◆ GIVEN DATA:
[start]

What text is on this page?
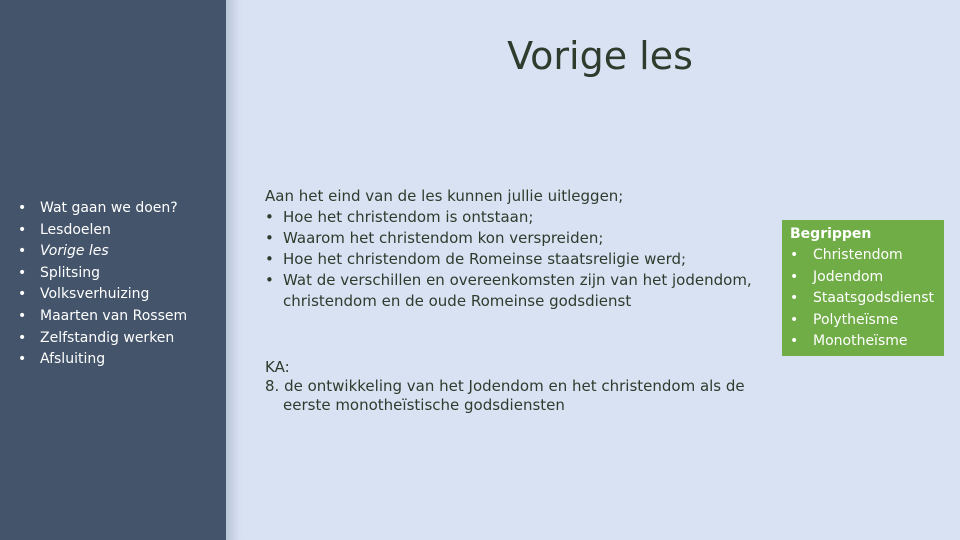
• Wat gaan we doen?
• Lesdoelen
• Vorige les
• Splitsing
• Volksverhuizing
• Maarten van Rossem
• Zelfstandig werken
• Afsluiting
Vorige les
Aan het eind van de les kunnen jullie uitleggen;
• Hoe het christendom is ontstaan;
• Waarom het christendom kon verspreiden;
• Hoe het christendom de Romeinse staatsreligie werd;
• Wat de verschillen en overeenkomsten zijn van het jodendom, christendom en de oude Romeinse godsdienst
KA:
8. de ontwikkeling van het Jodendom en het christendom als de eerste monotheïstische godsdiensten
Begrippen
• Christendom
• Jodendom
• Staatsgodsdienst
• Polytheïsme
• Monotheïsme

[end]
[start]

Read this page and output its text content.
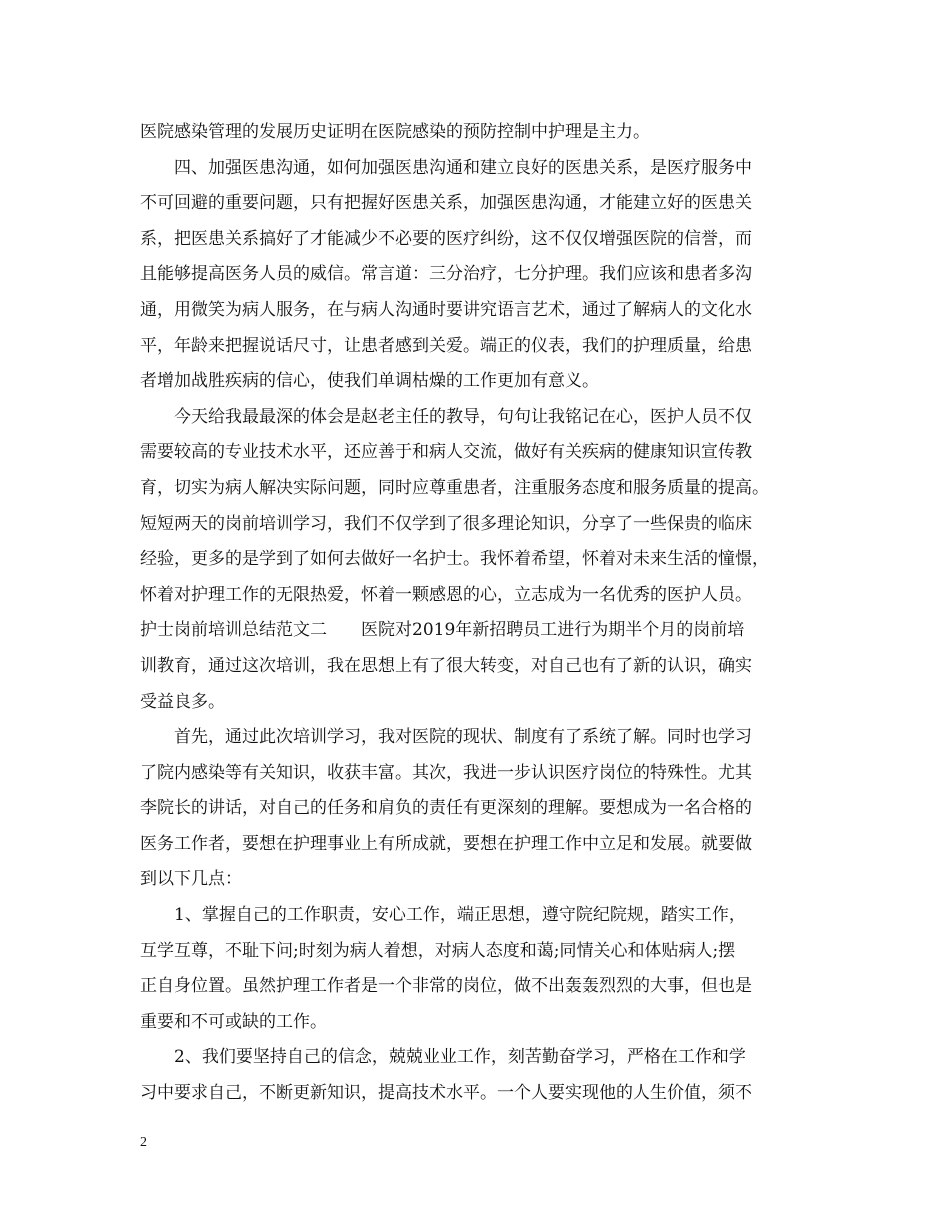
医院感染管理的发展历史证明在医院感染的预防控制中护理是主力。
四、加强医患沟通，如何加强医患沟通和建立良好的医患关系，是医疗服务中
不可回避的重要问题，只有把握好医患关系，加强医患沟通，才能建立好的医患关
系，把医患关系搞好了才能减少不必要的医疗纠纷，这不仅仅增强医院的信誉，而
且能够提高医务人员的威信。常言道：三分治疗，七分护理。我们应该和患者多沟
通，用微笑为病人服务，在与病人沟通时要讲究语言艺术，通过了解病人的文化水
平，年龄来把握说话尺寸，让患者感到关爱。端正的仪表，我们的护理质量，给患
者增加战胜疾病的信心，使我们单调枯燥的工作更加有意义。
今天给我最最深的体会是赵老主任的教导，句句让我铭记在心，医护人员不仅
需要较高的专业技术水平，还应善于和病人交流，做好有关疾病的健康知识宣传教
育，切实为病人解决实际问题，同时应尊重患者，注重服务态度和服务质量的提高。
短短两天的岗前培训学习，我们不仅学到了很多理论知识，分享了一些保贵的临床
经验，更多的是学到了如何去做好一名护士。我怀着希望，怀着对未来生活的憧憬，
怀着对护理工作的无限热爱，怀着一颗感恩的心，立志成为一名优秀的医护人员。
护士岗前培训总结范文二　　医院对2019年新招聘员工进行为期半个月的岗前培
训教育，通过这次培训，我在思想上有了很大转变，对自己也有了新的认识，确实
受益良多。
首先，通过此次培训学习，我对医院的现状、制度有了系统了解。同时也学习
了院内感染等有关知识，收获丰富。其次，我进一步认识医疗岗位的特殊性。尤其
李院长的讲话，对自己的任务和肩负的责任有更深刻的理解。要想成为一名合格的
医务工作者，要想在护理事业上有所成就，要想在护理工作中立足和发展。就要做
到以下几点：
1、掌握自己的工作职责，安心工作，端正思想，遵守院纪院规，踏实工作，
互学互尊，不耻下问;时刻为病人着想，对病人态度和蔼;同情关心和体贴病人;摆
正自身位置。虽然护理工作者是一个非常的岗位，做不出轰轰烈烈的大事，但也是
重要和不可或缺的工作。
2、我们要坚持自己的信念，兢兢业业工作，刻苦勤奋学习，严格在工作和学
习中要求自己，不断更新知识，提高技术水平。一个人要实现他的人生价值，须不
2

[end]

◆ CHALLENGE:
Above are the records. Copy every line in them holding "this".

◆ ANSWER IN FULL:
What text is on this page?
Read this page and output its text content.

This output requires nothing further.